▶ The problem:
List every amount of money, with its currency, that appears in the comment thread on consolidation.

▶ Text excerpt:
Thank you Silvia very useful u rock but I have still a long way to understand it and again THANK YOU SO MUCH
Hi Silvia,
I have one point not clear, i a parent company has minority interests in a subsidiary (30%) but responsible for managing this subsidiary (due to know how), can this Parent company consolidate this subsidiary results in its financials?
Hi Ehab, as soon as the know how gives control to the parent (that’s up to you to assess), then yes, consolidation is necessary despite 30% share. In this case, your non-controlling interest will be 70%.
Hello,
If a seaports expands it operations by investing and operating a dryport. Is segment reporting required for the seaport and dryport.
The key management and staff are the same. Staff are rotated and equipment deployed from seaport to dryport depending on the volume demand. core services and billing are performed at the seaport and while some core services such as additional storage and additional handling is performed at the dryport.
The additional revenue at the dryport is 10% of the total revenue
Hi, evening. A holding company (USD currency) with a foreign subsidiary (SGD currency), so first step is to convert foreign subsidiary financial statement to local currency, then consol the figures with local holding company, then follow by eliminate of interco transactions, i.e. investing in subsidary , holding currency was USD100k , but in subsidiary books , share capital held by holding was SGD135k , but when it converted to USD currency based on the year end rate it become USD98,765 , so when do the elimination, there will have a different of USD1235, please teach me how to adjust this ? thanks in advance , Silvia
Thanks Silvia, your videos are very interesting and brief
I hope to benefit from you more.
Hai Silvia,
Thanks for the detail information on consolidation. Its very useful tools for auditor like me.

▶ Records shown:
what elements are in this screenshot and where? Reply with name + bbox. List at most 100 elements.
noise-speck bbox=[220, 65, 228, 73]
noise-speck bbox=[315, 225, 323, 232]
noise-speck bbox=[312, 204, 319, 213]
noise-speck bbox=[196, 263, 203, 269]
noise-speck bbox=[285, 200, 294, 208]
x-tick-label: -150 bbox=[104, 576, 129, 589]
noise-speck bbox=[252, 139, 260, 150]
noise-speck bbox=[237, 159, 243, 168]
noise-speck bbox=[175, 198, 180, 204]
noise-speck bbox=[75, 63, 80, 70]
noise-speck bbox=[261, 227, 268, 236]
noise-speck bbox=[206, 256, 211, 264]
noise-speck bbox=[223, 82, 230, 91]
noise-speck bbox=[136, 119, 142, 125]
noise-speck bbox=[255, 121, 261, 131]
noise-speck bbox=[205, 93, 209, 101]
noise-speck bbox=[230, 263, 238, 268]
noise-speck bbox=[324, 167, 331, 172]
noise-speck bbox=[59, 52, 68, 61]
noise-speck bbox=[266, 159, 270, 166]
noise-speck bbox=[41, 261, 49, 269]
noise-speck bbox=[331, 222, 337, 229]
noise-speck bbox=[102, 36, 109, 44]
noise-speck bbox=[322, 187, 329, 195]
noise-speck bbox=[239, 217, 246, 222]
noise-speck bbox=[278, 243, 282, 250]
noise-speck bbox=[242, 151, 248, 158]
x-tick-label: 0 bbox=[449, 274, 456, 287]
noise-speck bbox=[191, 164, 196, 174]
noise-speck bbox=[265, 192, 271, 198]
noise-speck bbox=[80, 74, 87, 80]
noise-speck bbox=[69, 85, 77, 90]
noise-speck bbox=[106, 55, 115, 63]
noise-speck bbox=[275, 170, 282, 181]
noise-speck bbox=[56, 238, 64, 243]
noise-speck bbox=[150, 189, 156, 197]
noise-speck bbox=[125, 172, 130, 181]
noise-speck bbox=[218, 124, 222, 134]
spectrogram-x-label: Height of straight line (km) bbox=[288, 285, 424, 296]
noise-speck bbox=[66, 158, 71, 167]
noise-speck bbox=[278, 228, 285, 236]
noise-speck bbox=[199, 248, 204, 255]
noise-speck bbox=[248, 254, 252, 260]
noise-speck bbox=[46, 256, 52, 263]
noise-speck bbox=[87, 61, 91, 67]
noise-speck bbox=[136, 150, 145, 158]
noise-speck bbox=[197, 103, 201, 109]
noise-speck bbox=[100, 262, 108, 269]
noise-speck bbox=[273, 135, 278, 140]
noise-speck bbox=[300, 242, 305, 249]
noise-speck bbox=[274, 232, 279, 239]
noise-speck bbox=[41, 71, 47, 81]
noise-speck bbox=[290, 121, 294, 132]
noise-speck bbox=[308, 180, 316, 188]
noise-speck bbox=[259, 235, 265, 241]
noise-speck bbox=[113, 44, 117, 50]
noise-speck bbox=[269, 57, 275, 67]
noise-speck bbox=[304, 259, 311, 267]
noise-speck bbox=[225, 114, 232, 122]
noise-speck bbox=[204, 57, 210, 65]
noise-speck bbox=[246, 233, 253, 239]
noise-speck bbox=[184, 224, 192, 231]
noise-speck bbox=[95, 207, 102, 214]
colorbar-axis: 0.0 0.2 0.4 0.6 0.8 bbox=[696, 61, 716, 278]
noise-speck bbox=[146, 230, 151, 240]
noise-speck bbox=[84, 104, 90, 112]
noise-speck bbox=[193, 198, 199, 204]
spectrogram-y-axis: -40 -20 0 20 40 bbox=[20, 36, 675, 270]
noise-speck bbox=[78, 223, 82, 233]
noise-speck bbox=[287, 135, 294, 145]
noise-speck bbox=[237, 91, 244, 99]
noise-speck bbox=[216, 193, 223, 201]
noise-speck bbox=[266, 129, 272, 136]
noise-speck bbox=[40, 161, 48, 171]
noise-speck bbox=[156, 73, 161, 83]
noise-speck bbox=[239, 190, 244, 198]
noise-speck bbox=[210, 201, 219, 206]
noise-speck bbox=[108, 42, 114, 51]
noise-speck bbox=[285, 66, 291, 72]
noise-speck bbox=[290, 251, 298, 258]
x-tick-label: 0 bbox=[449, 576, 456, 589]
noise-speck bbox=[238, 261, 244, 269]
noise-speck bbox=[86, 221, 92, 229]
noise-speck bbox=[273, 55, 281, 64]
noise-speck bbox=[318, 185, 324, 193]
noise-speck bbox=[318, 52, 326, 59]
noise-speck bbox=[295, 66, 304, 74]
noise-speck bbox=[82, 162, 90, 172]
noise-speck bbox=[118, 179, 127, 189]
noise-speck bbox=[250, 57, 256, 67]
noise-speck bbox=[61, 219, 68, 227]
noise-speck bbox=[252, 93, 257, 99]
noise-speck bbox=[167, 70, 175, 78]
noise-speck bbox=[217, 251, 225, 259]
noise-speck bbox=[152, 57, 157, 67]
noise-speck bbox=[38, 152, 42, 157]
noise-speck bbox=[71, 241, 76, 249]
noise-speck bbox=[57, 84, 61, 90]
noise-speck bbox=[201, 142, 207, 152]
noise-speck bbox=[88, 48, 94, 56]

▶ Exercise answer:
USD100k
SGD135k
USD98,765
USD1235